### DATASET ROWS
'''
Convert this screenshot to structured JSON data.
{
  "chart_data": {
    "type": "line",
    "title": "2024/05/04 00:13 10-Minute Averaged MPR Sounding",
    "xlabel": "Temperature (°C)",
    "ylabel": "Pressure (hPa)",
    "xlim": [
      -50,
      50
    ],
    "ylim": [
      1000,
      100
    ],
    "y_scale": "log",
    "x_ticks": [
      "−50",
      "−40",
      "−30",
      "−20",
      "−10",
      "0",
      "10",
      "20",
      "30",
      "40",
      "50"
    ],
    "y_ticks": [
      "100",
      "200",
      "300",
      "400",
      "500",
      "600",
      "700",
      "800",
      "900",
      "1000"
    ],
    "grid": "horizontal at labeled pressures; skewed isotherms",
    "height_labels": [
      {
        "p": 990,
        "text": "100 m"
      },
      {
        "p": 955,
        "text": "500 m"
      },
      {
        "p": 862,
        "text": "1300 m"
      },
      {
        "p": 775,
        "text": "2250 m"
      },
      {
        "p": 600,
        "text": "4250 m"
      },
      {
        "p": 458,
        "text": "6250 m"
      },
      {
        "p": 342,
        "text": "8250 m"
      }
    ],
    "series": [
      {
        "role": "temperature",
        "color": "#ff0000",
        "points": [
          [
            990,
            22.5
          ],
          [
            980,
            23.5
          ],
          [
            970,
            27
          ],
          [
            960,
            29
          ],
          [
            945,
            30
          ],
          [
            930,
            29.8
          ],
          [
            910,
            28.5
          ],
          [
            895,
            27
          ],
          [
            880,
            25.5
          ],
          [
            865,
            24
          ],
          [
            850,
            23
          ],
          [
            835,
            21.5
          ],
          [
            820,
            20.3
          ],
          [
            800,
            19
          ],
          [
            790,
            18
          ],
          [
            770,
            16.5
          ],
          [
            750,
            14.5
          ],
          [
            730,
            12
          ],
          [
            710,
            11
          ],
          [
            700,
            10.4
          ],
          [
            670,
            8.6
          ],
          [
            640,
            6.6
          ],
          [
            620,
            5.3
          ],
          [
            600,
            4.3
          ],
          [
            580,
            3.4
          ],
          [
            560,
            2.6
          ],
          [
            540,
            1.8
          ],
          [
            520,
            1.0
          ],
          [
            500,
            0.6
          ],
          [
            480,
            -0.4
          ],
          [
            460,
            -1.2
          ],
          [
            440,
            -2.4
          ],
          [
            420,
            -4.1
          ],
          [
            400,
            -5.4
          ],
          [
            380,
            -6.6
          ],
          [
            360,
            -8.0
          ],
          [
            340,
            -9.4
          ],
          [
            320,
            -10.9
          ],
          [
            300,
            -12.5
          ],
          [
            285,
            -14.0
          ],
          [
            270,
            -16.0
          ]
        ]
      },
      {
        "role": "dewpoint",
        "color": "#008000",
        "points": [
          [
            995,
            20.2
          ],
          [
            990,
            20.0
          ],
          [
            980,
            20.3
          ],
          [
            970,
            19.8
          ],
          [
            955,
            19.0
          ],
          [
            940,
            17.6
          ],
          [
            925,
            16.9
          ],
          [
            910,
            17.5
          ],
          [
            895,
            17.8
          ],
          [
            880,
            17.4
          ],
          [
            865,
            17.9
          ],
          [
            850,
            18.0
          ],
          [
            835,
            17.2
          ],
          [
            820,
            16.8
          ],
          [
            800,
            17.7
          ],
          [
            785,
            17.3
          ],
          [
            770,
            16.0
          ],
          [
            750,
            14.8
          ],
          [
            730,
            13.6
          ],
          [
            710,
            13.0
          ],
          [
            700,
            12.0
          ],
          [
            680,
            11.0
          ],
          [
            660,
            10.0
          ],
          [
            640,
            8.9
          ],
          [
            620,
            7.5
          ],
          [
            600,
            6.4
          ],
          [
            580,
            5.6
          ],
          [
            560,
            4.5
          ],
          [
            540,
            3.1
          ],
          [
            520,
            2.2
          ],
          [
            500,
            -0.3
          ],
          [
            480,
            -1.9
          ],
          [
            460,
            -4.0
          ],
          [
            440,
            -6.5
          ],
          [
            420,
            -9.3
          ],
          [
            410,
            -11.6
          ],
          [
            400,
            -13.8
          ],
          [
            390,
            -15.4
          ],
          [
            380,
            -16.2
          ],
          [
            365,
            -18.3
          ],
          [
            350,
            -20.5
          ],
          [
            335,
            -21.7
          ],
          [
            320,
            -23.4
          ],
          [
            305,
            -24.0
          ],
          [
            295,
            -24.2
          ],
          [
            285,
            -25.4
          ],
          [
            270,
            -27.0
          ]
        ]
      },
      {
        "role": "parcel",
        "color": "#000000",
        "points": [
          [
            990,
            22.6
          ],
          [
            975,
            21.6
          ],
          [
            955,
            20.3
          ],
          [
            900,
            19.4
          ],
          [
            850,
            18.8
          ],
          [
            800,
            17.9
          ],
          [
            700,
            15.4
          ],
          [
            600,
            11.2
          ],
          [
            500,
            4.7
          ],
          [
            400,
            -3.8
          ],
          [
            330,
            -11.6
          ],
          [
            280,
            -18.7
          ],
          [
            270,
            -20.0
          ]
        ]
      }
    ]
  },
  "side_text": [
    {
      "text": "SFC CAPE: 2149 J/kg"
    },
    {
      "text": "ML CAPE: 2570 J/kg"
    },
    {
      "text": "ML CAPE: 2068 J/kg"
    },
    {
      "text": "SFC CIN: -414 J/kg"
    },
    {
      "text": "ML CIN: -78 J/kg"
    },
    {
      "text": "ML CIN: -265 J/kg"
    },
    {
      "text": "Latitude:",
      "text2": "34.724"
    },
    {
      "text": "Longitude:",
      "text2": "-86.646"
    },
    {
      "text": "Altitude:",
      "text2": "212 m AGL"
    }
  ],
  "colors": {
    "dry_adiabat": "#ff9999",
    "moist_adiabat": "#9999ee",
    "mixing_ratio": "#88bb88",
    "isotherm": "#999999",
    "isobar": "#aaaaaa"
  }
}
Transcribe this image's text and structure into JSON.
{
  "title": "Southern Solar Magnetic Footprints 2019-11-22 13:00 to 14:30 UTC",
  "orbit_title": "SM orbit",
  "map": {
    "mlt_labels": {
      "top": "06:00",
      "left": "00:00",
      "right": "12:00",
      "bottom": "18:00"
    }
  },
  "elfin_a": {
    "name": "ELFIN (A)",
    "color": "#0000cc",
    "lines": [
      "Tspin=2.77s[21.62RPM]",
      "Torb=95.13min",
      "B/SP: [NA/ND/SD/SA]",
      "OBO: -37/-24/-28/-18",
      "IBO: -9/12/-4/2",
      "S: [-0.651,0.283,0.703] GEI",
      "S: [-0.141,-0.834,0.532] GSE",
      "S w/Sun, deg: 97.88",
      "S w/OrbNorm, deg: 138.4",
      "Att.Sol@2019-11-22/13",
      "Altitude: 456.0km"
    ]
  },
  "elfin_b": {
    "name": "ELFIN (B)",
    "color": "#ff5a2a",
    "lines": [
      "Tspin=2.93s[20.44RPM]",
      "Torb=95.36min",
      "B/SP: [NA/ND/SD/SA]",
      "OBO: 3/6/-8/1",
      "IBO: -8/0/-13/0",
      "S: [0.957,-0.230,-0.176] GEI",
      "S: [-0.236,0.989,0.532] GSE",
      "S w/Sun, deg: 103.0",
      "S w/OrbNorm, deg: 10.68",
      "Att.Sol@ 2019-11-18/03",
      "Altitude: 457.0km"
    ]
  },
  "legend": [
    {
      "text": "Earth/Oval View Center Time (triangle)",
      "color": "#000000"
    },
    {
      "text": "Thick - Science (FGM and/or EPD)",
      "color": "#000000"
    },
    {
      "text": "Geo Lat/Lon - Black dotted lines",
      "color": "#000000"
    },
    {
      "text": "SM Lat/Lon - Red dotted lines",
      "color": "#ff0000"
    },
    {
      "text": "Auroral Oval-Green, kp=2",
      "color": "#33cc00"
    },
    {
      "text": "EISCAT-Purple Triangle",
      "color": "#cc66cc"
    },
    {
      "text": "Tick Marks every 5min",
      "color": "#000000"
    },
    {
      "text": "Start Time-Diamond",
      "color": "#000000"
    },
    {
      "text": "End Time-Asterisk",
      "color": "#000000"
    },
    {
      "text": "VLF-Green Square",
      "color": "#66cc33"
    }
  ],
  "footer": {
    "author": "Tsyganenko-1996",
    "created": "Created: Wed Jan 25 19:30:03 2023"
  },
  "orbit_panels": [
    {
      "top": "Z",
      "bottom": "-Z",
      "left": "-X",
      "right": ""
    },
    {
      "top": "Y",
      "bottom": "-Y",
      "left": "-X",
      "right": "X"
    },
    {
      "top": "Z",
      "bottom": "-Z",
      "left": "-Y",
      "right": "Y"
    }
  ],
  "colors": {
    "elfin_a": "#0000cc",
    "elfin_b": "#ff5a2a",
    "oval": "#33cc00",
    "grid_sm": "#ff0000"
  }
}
'''
### WHAT IS EXPECTED
Isolate the lines above that contain the word "role" and copy them.

### SOLUTION
        "role": "temperature",
        "role": "dewpoint",
        "role": "parcel",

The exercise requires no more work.